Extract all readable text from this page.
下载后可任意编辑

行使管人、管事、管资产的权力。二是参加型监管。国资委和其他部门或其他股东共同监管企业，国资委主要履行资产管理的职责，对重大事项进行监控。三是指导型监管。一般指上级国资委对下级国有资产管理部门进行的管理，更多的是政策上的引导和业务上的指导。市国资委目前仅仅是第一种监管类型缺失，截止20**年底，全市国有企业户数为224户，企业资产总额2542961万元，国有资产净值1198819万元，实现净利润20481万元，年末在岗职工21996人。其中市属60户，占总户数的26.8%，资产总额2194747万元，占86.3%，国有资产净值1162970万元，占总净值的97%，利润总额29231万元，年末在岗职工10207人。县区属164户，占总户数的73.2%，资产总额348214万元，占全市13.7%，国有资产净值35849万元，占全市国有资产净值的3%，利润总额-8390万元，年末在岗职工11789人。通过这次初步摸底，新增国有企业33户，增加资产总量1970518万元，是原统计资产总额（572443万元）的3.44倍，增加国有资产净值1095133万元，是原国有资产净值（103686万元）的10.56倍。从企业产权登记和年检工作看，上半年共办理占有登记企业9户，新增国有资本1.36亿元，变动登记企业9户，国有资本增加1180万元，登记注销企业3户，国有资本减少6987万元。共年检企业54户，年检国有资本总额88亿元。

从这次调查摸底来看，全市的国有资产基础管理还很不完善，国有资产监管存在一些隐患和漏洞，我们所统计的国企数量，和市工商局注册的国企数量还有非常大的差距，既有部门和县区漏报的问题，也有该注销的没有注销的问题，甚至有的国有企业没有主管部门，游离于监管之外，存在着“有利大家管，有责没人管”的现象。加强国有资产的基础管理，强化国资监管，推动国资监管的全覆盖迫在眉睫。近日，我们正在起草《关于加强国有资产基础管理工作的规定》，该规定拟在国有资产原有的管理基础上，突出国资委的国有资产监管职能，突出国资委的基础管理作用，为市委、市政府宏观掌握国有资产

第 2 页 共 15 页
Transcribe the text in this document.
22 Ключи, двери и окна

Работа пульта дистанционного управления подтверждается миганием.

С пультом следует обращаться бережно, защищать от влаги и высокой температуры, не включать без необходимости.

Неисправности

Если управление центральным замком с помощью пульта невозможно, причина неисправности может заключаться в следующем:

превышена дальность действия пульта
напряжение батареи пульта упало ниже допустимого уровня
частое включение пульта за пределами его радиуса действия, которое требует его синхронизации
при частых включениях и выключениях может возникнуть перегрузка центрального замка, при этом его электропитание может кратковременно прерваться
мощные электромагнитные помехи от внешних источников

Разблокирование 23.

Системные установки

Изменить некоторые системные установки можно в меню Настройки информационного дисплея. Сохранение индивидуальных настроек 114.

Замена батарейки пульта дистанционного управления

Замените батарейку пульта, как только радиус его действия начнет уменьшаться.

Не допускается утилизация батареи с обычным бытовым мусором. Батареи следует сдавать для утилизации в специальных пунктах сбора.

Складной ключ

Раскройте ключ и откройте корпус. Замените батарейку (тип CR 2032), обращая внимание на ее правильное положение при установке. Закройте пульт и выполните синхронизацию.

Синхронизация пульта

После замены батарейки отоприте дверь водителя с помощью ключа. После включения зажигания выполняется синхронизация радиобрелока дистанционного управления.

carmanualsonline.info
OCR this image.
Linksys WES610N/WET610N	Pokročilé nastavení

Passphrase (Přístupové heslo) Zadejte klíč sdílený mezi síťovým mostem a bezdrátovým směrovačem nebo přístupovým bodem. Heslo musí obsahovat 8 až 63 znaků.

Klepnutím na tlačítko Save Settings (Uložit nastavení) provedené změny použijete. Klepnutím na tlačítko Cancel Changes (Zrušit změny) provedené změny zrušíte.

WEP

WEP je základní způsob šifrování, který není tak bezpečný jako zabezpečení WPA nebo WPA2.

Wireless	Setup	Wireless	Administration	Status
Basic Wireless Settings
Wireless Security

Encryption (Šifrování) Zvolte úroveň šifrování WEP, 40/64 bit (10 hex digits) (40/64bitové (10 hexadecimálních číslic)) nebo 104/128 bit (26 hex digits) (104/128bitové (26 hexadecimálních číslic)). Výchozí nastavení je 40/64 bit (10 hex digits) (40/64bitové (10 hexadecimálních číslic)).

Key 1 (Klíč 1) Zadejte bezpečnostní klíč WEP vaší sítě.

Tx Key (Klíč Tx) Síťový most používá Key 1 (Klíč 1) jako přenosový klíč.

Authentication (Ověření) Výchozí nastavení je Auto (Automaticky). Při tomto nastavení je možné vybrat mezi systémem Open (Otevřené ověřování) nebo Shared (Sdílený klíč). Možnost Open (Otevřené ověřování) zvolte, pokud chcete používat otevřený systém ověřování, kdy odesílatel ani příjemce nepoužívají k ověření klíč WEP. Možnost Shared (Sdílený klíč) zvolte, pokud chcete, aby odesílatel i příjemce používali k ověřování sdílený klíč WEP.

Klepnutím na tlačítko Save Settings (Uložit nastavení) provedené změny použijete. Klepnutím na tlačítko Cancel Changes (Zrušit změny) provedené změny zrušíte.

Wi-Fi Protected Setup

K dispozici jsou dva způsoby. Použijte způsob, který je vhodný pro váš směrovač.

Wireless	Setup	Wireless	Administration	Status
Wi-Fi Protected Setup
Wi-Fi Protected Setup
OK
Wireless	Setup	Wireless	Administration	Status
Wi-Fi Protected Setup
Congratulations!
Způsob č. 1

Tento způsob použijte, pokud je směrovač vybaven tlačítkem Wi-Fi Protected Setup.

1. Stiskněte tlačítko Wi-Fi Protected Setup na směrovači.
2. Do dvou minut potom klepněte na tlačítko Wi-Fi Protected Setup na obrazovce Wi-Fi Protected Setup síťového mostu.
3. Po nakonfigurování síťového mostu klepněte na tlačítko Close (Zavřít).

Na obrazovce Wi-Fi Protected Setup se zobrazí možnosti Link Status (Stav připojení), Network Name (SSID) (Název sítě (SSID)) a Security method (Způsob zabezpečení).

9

**Required task:** Retype the listing above in full, with no alterations.

**Task answer:**
Extract all readable text from this page.
下载后可任意编辑

行使管人、管事、管资产的权力。二是参加型监管。国资委和其他部门或其他股东共同监管企业，国资委主要履行资产管理的职责，对重大事项进行监控。三是指导型监管。一般指上级国资委对下级国有资产管理部门进行的管理，更多的是政策上的引导和业务上的指导。市国资委目前仅仅是第一种监管类型缺失，截止20**年底，全市国有企业户数为224户，企业资产总额2542961万元，国有资产净值1198819万元，实现净利润20481万元，年末在岗职工21996人。其中市属60户，占总户数的26.8%，资产总额2194747万元，占86.3%，国有资产净值1162970万元，占总净值的97%，利润总额29231万元，年末在岗职工10207人。县区属164户，占总户数的73.2%，资产总额348214万元，占全市13.7%，国有资产净值35849万元，占全市国有资产净值的3%，利润总额-8390万元，年末在岗职工11789人。通过这次初步摸底，新增国有企业33户，增加资产总量1970518万元，是原统计资产总额（572443万元）的3.44倍，增加国有资产净值1095133万元，是原国有资产净值（103686万元）的10.56倍。从企业产权登记和年检工作看，上半年共办理占有登记企业9户，新增国有资本1.36亿元，变动登记企业9户，国有资本增加1180万元，登记注销企业3户，国有资本减少6987万元。共年检企业54户，年检国有资本总额88亿元。

从这次调查摸底来看，全市的国有资产基础管理还很不完善，国有资产监管存在一些隐患和漏洞，我们所统计的国企数量，和市工商局注册的国企数量还有非常大的差距，既有部门和县区漏报的问题，也有该注销的没有注销的问题，甚至有的国有企业没有主管部门，游离于监管之外，存在着“有利大家管，有责没人管”的现象。加强国有资产的基础管理，强化国资监管，推动国资监管的全覆盖迫在眉睫。近日，我们正在起草《关于加强国有资产基础管理工作的规定》，该规定拟在国有资产原有的管理基础上，突出国资委的国有资产监管职能，突出国资委的基础管理作用，为市委、市政府宏观掌握国有资产

第 2 页 共 15 页
Transcribe the text in this document.
22 Ключи, двери и окна

Работа пульта дистанционного управления подтверждается миганием.

С пультом следует обращаться бережно, защищать от влаги и высокой температуры, не включать без необходимости.

Неисправности

Если управление центральным замком с помощью пульта невозможно, причина неисправности может заключаться в следующем:

превышена дальность действия пульта
напряжение батареи пульта упало ниже допустимого уровня
частое включение пульта за пределами его радиуса действия, которое требует его синхронизации
при частых включениях и выключениях может возникнуть перегрузка центрального замка, при этом его электропитание может кратковременно прерваться
мощные электромагнитные помехи от внешних источников

Разблокирование 23.

Системные установки

Изменить некоторые системные установки можно в меню Настройки информационного дисплея. Сохранение индивидуальных настроек 114.

Замена батарейки пульта дистанционного управления

Замените батарейку пульта, как только радиус его действия начнет уменьшаться.

Не допускается утилизация батареи с обычным бытовым мусором. Батареи следует сдавать для утилизации в специальных пунктах сбора.

Складной ключ

Раскройте ключ и откройте корпус. Замените батарейку (тип CR 2032), обращая внимание на ее правильное положение при установке. Закройте пульт и выполните синхронизацию.

Синхронизация пульта

После замены батарейки отоприте дверь водителя с помощью ключа. После включения зажигания выполняется синхронизация радиобрелока дистанционного управления.

carmanualsonline.info
OCR this image.
Linksys WES610N/WET610N	Pokročilé nastavení

Passphrase (Přístupové heslo) Zadejte klíč sdílený mezi síťovým mostem a bezdrátovým směrovačem nebo přístupovým bodem. Heslo musí obsahovat 8 až 63 znaků.

Klepnutím na tlačítko Save Settings (Uložit nastavení) provedené změny použijete. Klepnutím na tlačítko Cancel Changes (Zrušit změny) provedené změny zrušíte.

WEP

WEP je základní způsob šifrování, který není tak bezpečný jako zabezpečení WPA nebo WPA2.

Wireless	Setup	Wireless	Administration	Status
Basic Wireless Settings
Wireless Security

Encryption (Šifrování) Zvolte úroveň šifrování WEP, 40/64 bit (10 hex digits) (40/64bitové (10 hexadecimálních číslic)) nebo 104/128 bit (26 hex digits) (104/128bitové (26 hexadecimálních číslic)). Výchozí nastavení je 40/64 bit (10 hex digits) (40/64bitové (10 hexadecimálních číslic)).

Key 1 (Klíč 1) Zadejte bezpečnostní klíč WEP vaší sítě.

Tx Key (Klíč Tx) Síťový most používá Key 1 (Klíč 1) jako přenosový klíč.

Authentication (Ověření) Výchozí nastavení je Auto (Automaticky). Při tomto nastavení je možné vybrat mezi systémem Open (Otevřené ověřování) nebo Shared (Sdílený klíč). Možnost Open (Otevřené ověřování) zvolte, pokud chcete používat otevřený systém ověřování, kdy odesílatel ani příjemce nepoužívají k ověření klíč WEP. Možnost Shared (Sdílený klíč) zvolte, pokud chcete, aby odesílatel i příjemce používali k ověřování sdílený klíč WEP.

Klepnutím na tlačítko Save Settings (Uložit nastavení) provedené změny použijete. Klepnutím na tlačítko Cancel Changes (Zrušit změny) provedené změny zrušíte.

Wi-Fi Protected Setup

K dispozici jsou dva způsoby. Použijte způsob, který je vhodný pro váš směrovač.

Wireless	Setup	Wireless	Administration	Status
Wi-Fi Protected Setup
Wi-Fi Protected Setup
OK
Wireless	Setup	Wireless	Administration	Status
Wi-Fi Protected Setup
Congratulations!
Způsob č. 1

Tento způsob použijte, pokud je směrovač vybaven tlačítkem Wi-Fi Protected Setup.

1. Stiskněte tlačítko Wi-Fi Protected Setup na směrovači.
2. Do dvou minut potom klepněte na tlačítko Wi-Fi Protected Setup na obrazovce Wi-Fi Protected Setup síťového mostu.
3. Po nakonfigurování síťového mostu klepněte na tlačítko Close (Zavřít).

Na obrazovce Wi-Fi Protected Setup se zobrazí možnosti Link Status (Stav připojení), Network Name (SSID) (Název sítě (SSID)) a Security method (Způsob zabezpečení).

9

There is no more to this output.